- Records for this task:

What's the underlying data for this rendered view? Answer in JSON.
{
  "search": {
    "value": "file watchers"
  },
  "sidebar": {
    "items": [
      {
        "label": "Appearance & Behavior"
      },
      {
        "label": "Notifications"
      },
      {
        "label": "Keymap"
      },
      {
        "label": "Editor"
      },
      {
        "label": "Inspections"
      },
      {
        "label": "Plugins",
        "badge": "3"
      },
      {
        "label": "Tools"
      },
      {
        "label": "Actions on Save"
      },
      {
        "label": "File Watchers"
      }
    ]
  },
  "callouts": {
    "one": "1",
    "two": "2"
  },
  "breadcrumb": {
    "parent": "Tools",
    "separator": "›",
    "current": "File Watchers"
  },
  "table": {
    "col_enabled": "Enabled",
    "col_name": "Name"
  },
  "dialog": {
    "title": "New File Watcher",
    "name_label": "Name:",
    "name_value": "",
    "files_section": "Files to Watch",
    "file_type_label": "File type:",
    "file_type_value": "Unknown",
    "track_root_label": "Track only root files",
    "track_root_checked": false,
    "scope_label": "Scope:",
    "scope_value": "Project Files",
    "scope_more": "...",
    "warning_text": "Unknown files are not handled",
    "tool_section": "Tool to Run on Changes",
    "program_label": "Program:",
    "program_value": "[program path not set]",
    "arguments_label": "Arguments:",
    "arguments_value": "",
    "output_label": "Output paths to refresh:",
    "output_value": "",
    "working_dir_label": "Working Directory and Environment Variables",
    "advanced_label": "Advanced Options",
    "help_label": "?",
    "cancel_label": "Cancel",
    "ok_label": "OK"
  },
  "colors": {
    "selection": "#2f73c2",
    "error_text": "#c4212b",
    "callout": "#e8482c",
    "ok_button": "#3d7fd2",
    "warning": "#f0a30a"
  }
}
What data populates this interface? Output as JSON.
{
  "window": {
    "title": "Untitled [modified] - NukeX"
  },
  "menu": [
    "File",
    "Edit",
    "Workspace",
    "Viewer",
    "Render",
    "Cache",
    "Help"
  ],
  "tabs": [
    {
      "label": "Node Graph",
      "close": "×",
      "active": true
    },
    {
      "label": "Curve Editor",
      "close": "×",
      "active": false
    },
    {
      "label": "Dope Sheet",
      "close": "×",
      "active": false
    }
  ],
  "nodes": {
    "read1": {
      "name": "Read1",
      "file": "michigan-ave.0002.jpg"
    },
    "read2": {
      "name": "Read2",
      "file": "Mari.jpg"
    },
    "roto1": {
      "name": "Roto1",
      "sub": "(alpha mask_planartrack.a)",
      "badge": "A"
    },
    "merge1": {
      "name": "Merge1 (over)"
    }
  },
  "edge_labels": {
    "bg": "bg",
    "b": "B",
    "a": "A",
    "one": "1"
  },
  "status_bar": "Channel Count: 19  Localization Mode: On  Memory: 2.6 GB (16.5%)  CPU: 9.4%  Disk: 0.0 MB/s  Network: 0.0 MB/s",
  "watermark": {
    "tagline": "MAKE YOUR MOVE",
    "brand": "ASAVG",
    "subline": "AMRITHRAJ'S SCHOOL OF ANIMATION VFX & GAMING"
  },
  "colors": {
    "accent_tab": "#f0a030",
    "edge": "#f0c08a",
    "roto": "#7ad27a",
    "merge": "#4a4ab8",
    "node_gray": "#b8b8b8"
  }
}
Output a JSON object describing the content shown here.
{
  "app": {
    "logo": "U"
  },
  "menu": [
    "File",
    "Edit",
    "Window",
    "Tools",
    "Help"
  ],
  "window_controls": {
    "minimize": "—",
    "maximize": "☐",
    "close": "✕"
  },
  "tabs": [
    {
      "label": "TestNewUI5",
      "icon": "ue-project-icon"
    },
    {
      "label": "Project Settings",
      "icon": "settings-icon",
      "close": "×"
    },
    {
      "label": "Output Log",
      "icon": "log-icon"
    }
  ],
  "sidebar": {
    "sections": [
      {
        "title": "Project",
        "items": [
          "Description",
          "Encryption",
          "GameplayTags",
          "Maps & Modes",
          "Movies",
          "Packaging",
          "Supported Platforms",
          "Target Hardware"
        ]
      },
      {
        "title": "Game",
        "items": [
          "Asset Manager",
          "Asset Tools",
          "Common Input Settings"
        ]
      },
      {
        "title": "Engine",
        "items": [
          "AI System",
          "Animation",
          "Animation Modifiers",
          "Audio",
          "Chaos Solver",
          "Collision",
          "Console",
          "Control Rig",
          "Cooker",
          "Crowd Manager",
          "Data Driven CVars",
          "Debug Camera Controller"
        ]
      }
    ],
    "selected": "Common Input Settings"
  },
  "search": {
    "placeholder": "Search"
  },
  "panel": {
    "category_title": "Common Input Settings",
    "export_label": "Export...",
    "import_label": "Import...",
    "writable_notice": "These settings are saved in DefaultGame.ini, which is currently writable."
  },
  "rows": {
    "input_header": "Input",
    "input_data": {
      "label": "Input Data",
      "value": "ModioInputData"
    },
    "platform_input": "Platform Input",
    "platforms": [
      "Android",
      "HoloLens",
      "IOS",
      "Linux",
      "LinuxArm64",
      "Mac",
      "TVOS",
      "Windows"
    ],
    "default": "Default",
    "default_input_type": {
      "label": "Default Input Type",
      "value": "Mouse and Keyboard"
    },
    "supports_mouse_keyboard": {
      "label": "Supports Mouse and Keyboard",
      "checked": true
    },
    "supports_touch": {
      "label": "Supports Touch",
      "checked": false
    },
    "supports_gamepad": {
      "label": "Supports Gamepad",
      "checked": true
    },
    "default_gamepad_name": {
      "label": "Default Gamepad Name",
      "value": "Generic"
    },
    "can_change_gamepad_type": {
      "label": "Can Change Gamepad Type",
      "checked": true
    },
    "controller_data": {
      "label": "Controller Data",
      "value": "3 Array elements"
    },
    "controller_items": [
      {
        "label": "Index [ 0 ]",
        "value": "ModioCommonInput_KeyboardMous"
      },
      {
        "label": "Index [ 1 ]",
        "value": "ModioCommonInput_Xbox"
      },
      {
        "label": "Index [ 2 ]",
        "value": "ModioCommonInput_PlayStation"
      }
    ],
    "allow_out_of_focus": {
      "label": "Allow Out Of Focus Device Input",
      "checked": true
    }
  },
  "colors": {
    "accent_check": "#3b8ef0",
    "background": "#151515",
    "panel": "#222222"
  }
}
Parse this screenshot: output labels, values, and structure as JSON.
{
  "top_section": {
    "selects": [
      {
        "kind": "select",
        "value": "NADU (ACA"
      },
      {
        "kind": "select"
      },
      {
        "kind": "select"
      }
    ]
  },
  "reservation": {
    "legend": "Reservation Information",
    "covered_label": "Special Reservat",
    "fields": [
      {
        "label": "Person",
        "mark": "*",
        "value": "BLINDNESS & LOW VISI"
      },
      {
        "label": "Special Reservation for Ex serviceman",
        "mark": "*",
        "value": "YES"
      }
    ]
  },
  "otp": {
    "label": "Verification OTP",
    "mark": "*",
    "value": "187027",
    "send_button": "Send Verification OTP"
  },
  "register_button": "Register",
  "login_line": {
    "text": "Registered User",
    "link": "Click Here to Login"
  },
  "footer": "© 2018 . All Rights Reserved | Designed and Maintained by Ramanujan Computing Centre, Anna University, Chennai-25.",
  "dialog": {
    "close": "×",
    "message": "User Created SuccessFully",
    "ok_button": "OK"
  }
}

- Given instruction:
Set down the listing in full, keeping every word exactly as it is.

- Written solution:
What's the underlying data for this rendered view? Answer in JSON.
{
  "search": {
    "value": "file watchers"
  },
  "sidebar": {
    "items": [
      {
        "label": "Appearance & Behavior"
      },
      {
        "label": "Notifications"
      },
      {
        "label": "Keymap"
      },
      {
        "label": "Editor"
      },
      {
        "label": "Inspections"
      },
      {
        "label": "Plugins",
        "badge": "3"
      },
      {
        "label": "Tools"
      },
      {
        "label": "Actions on Save"
      },
      {
        "label": "File Watchers"
      }
    ]
  },
  "callouts": {
    "one": "1",
    "two": "2"
  },
  "breadcrumb": {
    "parent": "Tools",
    "separator": "›",
    "current": "File Watchers"
  },
  "table": {
    "col_enabled": "Enabled",
    "col_name": "Name"
  },
  "dialog": {
    "title": "New File Watcher",
    "name_label": "Name:",
    "name_value": "",
    "files_section": "Files to Watch",
    "file_type_label": "File type:",
    "file_type_value": "Unknown",
    "track_root_label": "Track only root files",
    "track_root_checked": false,
    "scope_label": "Scope:",
    "scope_value": "Project Files",
    "scope_more": "...",
    "warning_text": "Unknown files are not handled",
    "tool_section": "Tool to Run on Changes",
    "program_label": "Program:",
    "program_value": "[program path not set]",
    "arguments_label": "Arguments:",
    "arguments_value": "",
    "output_label": "Output paths to refresh:",
    "output_value": "",
    "working_dir_label": "Working Directory and Environment Variables",
    "advanced_label": "Advanced Options",
    "help_label": "?",
    "cancel_label": "Cancel",
    "ok_label": "OK"
  },
  "colors": {
    "selection": "#2f73c2",
    "error_text": "#c4212b",
    "callout": "#e8482c",
    "ok_button": "#3d7fd2",
    "warning": "#f0a30a"
  }
}
What data populates this interface? Output as JSON.
{
  "window": {
    "title": "Untitled [modified] - NukeX"
  },
  "menu": [
    "File",
    "Edit",
    "Workspace",
    "Viewer",
    "Render",
    "Cache",
    "Help"
  ],
  "tabs": [
    {
      "label": "Node Graph",
      "close": "×",
      "active": true
    },
    {
      "label": "Curve Editor",
      "close": "×",
      "active": false
    },
    {
      "label": "Dope Sheet",
      "close": "×",
      "active": false
    }
  ],
  "nodes": {
    "read1": {
      "name": "Read1",
      "file": "michigan-ave.0002.jpg"
    },
    "read2": {
      "name": "Read2",
      "file": "Mari.jpg"
    },
    "roto1": {
      "name": "Roto1",
      "sub": "(alpha mask_planartrack.a)",
      "badge": "A"
    },
    "merge1": {
      "name": "Merge1 (over)"
    }
  },
  "edge_labels": {
    "bg": "bg",
    "b": "B",
    "a": "A",
    "one": "1"
  },
  "status_bar": "Channel Count: 19  Localization Mode: On  Memory: 2.6 GB (16.5%)  CPU: 9.4%  Disk: 0.0 MB/s  Network: 0.0 MB/s",
  "watermark": {
    "tagline": "MAKE YOUR MOVE",
    "brand": "ASAVG",
    "subline": "AMRITHRAJ'S SCHOOL OF ANIMATION VFX & GAMING"
  },
  "colors": {
    "accent_tab": "#f0a030",
    "edge": "#f0c08a",
    "roto": "#7ad27a",
    "merge": "#4a4ab8",
    "node_gray": "#b8b8b8"
  }
}
Output a JSON object describing the content shown here.
{
  "app": {
    "logo": "U"
  },
  "menu": [
    "File",
    "Edit",
    "Window",
    "Tools",
    "Help"
  ],
  "window_controls": {
    "minimize": "—",
    "maximize": "☐",
    "close": "✕"
  },
  "tabs": [
    {
      "label": "TestNewUI5",
      "icon": "ue-project-icon"
    },
    {
      "label": "Project Settings",
      "icon": "settings-icon",
      "close": "×"
    },
    {
      "label": "Output Log",
      "icon": "log-icon"
    }
  ],
  "sidebar": {
    "sections": [
      {
        "title": "Project",
        "items": [
          "Description",
          "Encryption",
          "GameplayTags",
          "Maps & Modes",
          "Movies",
          "Packaging",
          "Supported Platforms",
          "Target Hardware"
        ]
      },
      {
        "title": "Game",
        "items": [
          "Asset Manager",
          "Asset Tools",
          "Common Input Settings"
        ]
      },
      {
        "title": "Engine",
        "items": [
          "AI System",
          "Animation",
          "Animation Modifiers",
          "Audio",
          "Chaos Solver",
          "Collision",
          "Console",
          "Control Rig",
          "Cooker",
          "Crowd Manager",
          "Data Driven CVars",
          "Debug Camera Controller"
        ]
      }
    ],
    "selected": "Common Input Settings"
  },
  "search": {
    "placeholder": "Search"
  },
  "panel": {
    "category_title": "Common Input Settings",
    "export_label": "Export...",
    "import_label": "Import...",
    "writable_notice": "These settings are saved in DefaultGame.ini, which is currently writable."
  },
  "rows": {
    "input_header": "Input",
    "input_data": {
      "label": "Input Data",
      "value": "ModioInputData"
    },
    "platform_input": "Platform Input",
    "platforms": [
      "Android",
      "HoloLens",
      "IOS",
      "Linux",
      "LinuxArm64",
      "Mac",
      "TVOS",
      "Windows"
    ],
    "default": "Default",
    "default_input_type": {
      "label": "Default Input Type",
      "value": "Mouse and Keyboard"
    },
    "supports_mouse_keyboard": {
      "label": "Supports Mouse and Keyboard",
      "checked": true
    },
    "supports_touch": {
      "label": "Supports Touch",
      "checked": false
    },
    "supports_gamepad": {
      "label": "Supports Gamepad",
      "checked": true
    },
    "default_gamepad_name": {
      "label": "Default Gamepad Name",
      "value": "Generic"
    },
    "can_change_gamepad_type": {
      "label": "Can Change Gamepad Type",
      "checked": true
    },
    "controller_data": {
      "label": "Controller Data",
      "value": "3 Array elements"
    },
    "controller_items": [
      {
        "label": "Index [ 0 ]",
        "value": "ModioCommonInput_KeyboardMous"
      },
      {
        "label": "Index [ 1 ]",
        "value": "ModioCommonInput_Xbox"
      },
      {
        "label": "Index [ 2 ]",
        "value": "ModioCommonInput_PlayStation"
      }
    ],
    "allow_out_of_focus": {
      "label": "Allow Out Of Focus Device Input",
      "checked": true
    }
  },
  "colors": {
    "accent_check": "#3b8ef0",
    "background": "#151515",
    "panel": "#222222"
  }
}
Parse this screenshot: output labels, values, and structure as JSON.
{
  "top_section": {
    "selects": [
      {
        "kind": "select",
        "value": "NADU (ACA"
      },
      {
        "kind": "select"
      },
      {
        "kind": "select"
      }
    ]
  },
  "reservation": {
    "legend": "Reservation Information",
    "covered_label": "Special Reservat",
    "fields": [
      {
        "label": "Person",
        "mark": "*",
        "value": "BLINDNESS & LOW VISI"
      },
      {
        "label": "Special Reservation for Ex serviceman",
        "mark": "*",
        "value": "YES"
      }
    ]
  },
  "otp": {
    "label": "Verification OTP",
    "mark": "*",
    "value": "187027",
    "send_button": "Send Verification OTP"
  },
  "register_button": "Register",
  "login_line": {
    "text": "Registered User",
    "link": "Click Here to Login"
  },
  "footer": "© 2018 . All Rights Reserved | Designed and Maintained by Ramanujan Computing Centre, Anna University, Chennai-25.",
  "dialog": {
    "close": "×",
    "message": "User Created SuccessFully",
    "ok_button": "OK"
  }
}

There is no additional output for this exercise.